Saved entries:
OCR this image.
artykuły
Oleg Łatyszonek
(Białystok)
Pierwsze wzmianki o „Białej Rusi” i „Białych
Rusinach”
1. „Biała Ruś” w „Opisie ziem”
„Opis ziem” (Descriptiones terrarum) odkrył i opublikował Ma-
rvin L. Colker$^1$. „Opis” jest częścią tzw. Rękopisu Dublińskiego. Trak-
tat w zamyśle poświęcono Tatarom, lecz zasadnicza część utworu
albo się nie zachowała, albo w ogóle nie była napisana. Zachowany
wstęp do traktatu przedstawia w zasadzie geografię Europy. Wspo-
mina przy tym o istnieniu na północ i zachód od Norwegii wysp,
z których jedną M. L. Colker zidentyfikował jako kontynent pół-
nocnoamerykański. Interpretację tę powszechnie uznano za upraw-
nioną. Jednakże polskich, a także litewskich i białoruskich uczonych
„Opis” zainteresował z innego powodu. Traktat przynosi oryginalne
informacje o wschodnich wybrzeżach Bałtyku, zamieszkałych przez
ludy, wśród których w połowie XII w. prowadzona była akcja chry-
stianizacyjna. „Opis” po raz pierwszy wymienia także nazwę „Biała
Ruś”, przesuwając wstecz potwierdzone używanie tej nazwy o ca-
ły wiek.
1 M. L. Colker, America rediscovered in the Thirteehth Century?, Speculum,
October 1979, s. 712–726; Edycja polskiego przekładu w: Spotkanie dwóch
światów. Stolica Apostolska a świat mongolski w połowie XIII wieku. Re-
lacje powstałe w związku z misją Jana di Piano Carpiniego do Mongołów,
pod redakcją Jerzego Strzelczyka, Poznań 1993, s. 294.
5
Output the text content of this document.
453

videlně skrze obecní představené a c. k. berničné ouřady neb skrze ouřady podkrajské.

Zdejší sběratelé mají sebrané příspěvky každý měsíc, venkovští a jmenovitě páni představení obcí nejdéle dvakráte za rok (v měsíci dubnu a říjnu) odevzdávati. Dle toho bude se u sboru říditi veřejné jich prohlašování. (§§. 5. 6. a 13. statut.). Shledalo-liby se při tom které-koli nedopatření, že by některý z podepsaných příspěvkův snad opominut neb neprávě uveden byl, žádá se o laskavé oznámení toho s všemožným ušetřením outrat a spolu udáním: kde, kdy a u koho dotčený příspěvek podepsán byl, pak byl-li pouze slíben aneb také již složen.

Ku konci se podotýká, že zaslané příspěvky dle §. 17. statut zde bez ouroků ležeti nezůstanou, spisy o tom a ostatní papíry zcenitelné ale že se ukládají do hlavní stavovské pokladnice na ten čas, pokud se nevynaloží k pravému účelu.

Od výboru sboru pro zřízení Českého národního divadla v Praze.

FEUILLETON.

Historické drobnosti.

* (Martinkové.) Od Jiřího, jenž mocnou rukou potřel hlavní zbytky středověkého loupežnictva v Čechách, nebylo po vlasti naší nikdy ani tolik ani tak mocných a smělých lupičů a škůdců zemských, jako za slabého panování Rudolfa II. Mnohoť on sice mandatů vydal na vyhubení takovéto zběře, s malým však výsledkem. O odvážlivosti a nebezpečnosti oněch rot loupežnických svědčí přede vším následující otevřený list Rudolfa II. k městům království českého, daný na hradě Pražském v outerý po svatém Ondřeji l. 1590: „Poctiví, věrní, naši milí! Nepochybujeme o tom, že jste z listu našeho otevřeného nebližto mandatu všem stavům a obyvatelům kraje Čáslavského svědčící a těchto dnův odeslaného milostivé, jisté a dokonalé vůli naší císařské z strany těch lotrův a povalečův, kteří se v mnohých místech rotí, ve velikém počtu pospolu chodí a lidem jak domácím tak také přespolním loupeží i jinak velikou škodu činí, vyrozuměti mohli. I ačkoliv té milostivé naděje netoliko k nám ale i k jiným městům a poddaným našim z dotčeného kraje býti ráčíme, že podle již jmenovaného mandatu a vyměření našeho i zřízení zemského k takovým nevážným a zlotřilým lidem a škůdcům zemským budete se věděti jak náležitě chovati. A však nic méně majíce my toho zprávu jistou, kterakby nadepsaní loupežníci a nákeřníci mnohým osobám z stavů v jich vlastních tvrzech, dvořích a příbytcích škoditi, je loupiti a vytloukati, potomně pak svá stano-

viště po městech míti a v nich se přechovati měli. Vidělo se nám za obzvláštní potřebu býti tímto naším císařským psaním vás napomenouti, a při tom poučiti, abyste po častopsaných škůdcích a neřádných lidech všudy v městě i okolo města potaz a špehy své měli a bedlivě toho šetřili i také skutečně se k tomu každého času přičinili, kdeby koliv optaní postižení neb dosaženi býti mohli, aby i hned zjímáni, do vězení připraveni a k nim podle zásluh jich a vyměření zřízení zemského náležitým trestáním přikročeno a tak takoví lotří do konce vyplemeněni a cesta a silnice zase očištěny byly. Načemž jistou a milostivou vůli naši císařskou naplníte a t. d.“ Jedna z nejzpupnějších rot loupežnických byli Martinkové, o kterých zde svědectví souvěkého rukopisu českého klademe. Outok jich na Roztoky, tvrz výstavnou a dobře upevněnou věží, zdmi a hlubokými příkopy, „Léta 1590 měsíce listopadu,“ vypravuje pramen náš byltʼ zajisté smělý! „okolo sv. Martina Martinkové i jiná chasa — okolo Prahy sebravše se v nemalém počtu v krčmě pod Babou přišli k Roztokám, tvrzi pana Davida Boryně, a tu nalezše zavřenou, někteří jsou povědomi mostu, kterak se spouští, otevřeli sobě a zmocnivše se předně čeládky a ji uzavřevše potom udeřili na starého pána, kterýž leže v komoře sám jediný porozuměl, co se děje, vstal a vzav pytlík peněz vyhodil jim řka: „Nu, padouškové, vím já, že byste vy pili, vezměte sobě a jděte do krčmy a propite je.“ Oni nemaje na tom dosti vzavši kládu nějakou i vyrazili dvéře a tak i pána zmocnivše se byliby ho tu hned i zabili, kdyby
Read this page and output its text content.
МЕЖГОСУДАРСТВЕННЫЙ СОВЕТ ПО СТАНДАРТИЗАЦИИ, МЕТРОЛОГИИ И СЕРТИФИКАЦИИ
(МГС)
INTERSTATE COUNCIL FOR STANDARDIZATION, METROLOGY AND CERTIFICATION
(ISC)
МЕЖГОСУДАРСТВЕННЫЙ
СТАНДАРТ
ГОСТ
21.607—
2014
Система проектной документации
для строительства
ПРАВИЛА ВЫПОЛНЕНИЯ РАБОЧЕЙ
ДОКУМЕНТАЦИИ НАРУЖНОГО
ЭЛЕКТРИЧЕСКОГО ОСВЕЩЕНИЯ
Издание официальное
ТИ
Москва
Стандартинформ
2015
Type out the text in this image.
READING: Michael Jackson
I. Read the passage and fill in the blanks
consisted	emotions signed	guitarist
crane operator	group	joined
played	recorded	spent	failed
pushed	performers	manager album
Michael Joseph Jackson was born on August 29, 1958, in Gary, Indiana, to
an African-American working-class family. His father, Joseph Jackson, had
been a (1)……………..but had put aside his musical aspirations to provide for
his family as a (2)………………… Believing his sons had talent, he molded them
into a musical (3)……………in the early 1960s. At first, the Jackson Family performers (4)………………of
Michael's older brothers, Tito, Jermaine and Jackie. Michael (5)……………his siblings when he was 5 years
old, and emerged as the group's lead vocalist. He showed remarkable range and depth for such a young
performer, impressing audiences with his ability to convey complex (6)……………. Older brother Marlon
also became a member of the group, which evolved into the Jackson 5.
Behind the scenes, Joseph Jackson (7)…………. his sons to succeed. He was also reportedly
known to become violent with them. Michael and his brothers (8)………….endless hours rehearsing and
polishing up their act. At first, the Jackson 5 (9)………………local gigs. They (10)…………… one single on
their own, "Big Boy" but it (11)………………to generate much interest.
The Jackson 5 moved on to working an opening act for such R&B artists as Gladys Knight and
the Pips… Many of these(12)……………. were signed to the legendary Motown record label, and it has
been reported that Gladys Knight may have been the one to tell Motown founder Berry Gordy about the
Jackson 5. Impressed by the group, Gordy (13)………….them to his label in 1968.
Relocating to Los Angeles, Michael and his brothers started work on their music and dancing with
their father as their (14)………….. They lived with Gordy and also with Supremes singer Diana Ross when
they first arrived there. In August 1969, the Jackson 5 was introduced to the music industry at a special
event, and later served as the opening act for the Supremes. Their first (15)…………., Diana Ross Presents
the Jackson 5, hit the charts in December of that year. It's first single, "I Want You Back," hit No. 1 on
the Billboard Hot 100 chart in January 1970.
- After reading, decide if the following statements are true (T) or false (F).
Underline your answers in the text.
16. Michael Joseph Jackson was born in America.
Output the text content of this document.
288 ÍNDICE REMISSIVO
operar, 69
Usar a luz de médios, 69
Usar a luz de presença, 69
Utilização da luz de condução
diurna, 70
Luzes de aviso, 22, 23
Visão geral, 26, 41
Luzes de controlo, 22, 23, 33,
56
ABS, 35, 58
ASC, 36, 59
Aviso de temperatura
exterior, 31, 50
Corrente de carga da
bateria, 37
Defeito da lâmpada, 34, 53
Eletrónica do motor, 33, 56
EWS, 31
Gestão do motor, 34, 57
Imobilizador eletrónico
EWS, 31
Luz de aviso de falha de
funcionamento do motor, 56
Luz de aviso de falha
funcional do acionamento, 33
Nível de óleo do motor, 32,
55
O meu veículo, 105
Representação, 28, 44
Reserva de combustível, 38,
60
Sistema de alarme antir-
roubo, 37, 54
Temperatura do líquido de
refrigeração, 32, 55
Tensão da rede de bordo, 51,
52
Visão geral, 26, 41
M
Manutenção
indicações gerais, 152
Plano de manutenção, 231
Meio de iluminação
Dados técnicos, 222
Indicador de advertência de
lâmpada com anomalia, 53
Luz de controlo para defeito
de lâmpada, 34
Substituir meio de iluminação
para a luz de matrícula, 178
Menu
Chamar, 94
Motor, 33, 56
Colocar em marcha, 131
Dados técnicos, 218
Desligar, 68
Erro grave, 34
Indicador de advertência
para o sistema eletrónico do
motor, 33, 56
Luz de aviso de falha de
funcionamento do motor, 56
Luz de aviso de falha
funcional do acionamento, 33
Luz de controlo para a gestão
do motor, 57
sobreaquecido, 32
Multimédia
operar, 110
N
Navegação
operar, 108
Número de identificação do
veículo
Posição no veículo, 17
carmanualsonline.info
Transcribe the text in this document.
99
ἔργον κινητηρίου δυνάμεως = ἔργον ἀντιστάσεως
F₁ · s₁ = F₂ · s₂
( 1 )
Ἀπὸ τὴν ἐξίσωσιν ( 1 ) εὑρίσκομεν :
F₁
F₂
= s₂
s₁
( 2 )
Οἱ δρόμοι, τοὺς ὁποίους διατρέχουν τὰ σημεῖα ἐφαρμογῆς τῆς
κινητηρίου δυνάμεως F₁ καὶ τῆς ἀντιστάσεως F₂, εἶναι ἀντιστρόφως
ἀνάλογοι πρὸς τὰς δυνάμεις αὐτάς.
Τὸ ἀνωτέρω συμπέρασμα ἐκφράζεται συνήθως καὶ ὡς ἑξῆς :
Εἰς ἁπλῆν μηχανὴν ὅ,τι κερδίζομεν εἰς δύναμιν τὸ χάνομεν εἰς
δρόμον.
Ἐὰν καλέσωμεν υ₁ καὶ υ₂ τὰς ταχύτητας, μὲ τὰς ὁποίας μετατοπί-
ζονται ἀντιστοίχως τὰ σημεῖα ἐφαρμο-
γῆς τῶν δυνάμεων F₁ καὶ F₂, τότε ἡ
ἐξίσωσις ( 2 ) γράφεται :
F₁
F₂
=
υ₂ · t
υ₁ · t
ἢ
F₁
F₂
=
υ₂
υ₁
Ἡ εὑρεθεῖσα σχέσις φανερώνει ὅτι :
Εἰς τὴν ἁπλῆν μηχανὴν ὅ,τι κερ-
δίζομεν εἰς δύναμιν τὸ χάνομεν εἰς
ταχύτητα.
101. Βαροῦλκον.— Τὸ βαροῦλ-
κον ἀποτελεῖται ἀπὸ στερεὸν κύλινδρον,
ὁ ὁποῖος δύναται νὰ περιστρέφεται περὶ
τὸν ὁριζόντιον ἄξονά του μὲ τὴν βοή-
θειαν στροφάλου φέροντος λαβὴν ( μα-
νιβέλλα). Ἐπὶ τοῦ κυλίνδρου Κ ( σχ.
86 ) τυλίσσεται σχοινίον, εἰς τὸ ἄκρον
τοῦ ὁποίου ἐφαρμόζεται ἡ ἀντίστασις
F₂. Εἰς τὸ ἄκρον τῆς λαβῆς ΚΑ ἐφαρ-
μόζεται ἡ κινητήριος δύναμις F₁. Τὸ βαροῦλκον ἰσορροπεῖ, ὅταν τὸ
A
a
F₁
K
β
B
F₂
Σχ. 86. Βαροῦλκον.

EXERCISE DESCRIPTION:
Find the lines above that contain the word "była" and collect them.

RESULT BELOW:
albo się nie zachowała, albo w ogóle nie była napisana. Zachowany
ludy, wśród których w połowie XII w. prowadzona była akcja chry-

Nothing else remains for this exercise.